**GIVEN INSTRUCTION**
Copy the data below exactly.
__________
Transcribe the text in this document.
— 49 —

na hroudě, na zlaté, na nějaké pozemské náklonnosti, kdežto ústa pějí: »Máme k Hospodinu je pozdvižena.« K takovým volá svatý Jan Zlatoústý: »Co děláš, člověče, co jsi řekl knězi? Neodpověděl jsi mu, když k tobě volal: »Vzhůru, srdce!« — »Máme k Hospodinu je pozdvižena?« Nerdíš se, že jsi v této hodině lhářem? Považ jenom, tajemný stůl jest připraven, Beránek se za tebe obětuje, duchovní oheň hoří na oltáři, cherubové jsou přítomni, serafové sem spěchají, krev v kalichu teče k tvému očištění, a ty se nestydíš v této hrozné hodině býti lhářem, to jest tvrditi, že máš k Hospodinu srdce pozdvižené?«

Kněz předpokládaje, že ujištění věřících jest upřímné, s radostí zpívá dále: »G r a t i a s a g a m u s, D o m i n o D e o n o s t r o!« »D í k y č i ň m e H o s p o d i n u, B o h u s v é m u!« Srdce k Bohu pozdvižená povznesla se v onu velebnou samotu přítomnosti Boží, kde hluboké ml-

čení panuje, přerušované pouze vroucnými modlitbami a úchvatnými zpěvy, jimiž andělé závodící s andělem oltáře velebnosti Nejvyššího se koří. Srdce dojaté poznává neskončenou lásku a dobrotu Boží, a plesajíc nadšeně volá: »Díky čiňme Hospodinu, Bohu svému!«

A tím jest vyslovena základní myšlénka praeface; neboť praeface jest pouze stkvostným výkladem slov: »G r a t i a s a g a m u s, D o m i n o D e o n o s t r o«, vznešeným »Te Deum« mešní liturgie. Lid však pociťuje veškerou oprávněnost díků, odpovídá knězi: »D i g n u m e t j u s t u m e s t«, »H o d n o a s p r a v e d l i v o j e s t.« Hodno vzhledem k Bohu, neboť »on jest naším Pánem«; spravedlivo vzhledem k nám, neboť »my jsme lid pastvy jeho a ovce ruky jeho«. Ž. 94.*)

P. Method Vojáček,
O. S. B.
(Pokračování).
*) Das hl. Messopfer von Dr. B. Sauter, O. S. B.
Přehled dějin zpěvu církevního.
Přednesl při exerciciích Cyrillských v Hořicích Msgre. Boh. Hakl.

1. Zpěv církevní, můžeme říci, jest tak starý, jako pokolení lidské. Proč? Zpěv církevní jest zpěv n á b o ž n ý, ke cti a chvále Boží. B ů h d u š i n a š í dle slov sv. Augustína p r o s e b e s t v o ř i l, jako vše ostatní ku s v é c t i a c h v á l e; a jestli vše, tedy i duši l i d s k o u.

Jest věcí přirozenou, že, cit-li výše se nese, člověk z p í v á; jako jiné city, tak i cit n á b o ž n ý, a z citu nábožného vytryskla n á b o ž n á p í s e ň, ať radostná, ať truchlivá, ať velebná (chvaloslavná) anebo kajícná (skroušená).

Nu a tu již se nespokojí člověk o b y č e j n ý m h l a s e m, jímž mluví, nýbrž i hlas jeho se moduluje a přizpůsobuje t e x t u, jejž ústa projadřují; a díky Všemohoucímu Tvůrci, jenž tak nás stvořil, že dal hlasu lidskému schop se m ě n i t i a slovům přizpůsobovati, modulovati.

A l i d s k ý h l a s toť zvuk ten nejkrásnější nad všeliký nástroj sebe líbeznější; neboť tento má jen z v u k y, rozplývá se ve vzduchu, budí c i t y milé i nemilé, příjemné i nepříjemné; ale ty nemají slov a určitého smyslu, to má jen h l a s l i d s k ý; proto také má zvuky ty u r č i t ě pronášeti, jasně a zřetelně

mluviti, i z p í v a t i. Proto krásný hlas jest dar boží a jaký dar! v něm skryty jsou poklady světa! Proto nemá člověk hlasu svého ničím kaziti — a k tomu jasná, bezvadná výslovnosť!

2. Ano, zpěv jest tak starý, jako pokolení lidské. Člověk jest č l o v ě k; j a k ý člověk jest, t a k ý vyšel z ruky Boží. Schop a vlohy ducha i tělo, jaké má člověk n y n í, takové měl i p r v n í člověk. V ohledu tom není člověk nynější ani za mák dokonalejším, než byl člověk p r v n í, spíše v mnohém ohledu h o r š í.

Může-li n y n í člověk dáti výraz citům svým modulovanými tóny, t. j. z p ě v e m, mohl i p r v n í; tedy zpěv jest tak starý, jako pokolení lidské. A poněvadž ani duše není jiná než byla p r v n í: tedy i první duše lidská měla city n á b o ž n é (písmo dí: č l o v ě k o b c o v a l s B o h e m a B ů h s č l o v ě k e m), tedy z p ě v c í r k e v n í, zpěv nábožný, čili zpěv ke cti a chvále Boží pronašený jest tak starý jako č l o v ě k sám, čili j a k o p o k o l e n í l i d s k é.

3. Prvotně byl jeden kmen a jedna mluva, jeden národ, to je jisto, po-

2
__________
**TASK RESULT**
Transcribe the text in this document.
— 49 —

na hroudě, na zlaté, na nějaké pozemské náklonnosti, kdežto ústa pějí: »Máme k Hospodinu je pozdvižena.« K takovým volá svatý Jan Zlatoústý: »Co děláš, člověče, co jsi řekl knězi? Neodpověděl jsi mu, když k tobě volal: »Vzhůru, srdce!« — »Máme k Hospodinu je pozdvižena?« Nerdíš se, že jsi v této hodině lhářem? Považ jenom, tajemný stůl jest připraven, Beránek se za tebe obětuje, duchovní oheň hoří na oltáři, cherubové jsou přítomni, serafové sem spěchají, krev v kalichu teče k tvému očištění, a ty se nestydíš v této hrozné hodině býti lhářem, to jest tvrditi, že máš k Hospodinu srdce pozdvižené?«

Kněz předpokládaje, že ujištění věřících jest upřímné, s radostí zpívá dále: »G r a t i a s a g a m u s, D o m i n o D e o n o s t r o!« »D í k y č i ň m e H o s p o d i n u, B o h u s v é m u!« Srdce k Bohu pozdvižená povznesla se v onu velebnou samotu přítomnosti Boží, kde hluboké ml-

čení panuje, přerušované pouze vroucnými modlitbami a úchvatnými zpěvy, jimiž andělé závodící s andělem oltáře velebnosti Nejvyššího se koří. Srdce dojaté poznává neskončenou lásku a dobrotu Boží, a plesajíc nadšeně volá: »Díky čiňme Hospodinu, Bohu svému!«

A tím jest vyslovena základní myšlénka praeface; neboť praeface jest pouze stkvostným výkladem slov: »G r a t i a s a g a m u s, D o m i n o D e o n o s t r o«, vznešeným »Te Deum« mešní liturgie. Lid však pociťuje veškerou oprávněnost díků, odpovídá knězi: »D i g n u m e t j u s t u m e s t«, »H o d n o a s p r a v e d l i v o j e s t.« Hodno vzhledem k Bohu, neboť »on jest naším Pánem«; spravedlivo vzhledem k nám, neboť »my jsme lid pastvy jeho a ovce ruky jeho«. Ž. 94.*)

P. Method Vojáček,
O. S. B.
(Pokračování).
*) Das hl. Messopfer von Dr. B. Sauter, O. S. B.
Přehled dějin zpěvu církevního.
Přednesl při exerciciích Cyrillských v Hořicích Msgre. Boh. Hakl.

1. Zpěv církevní, můžeme říci, jest tak starý, jako pokolení lidské. Proč? Zpěv církevní jest zpěv n á b o ž n ý, ke cti a chvále Boží. B ů h d u š i n a š í dle slov sv. Augustína p r o s e b e s t v o ř i l, jako vše ostatní ku s v é c t i a c h v á l e; a jestli vše, tedy i duši l i d s k o u.

Jest věcí přirozenou, že, cit-li výše se nese, člověk z p í v á; jako jiné city, tak i cit n á b o ž n ý, a z citu nábožného vytryskla n á b o ž n á p í s e ň, ať radostná, ať truchlivá, ať velebná (chvaloslavná) anebo kajícná (skroušená).

Nu a tu již se nespokojí člověk o b y č e j n ý m h l a s e m, jímž mluví, nýbrž i hlas jeho se moduluje a přizpůsobuje t e x t u, jejž ústa projadřují; a díky Všemohoucímu Tvůrci, jenž tak nás stvořil, že dal hlasu lidskému schop se m ě n i t i a slovům přizpůsobovati, modulovati.

A l i d s k ý h l a s toť zvuk ten nejkrásnější nad všeliký nástroj sebe líbeznější; neboť tento má jen z v u k y, rozplývá se ve vzduchu, budí c i t y milé i nemilé, příjemné i nepříjemné; ale ty nemají slov a určitého smyslu, to má jen h l a s l i d s k ý; proto také má zvuky ty u r č i t ě pronášeti, jasně a zřetelně

mluviti, i z p í v a t i. Proto krásný hlas jest dar boží a jaký dar! v něm skryty jsou poklady světa! Proto nemá člověk hlasu svého ničím kaziti — a k tomu jasná, bezvadná výslovnosť!

2. Ano, zpěv jest tak starý, jako pokolení lidské. Člověk jest č l o v ě k; j a k ý člověk jest, t a k ý vyšel z ruky Boží. Schop a vlohy ducha i tělo, jaké má člověk n y n í, takové měl i p r v n í člověk. V ohledu tom není člověk nynější ani za mák dokonalejším, než byl člověk p r v n í, spíše v mnohém ohledu h o r š í.

Může-li n y n í člověk dáti výraz citům svým modulovanými tóny, t. j. z p ě v e m, mohl i p r v n í; tedy zpěv jest tak starý, jako pokolení lidské. A poněvadž ani duše není jiná než byla p r v n í: tedy i první duše lidská měla city n á b o ž n é (písmo dí: č l o v ě k o b c o v a l s B o h e m a B ů h s č l o v ě k e m), tedy z p ě v c í r k e v n í, zpěv nábožný, čili zpěv ke cti a chvále Boží pronašený jest tak starý jako č l o v ě k sám, čili j a k o p o k o l e n í l i d s k é.

3. Prvotně byl jeden kmen a jedna mluva, jeden národ, to je jisto, po-

2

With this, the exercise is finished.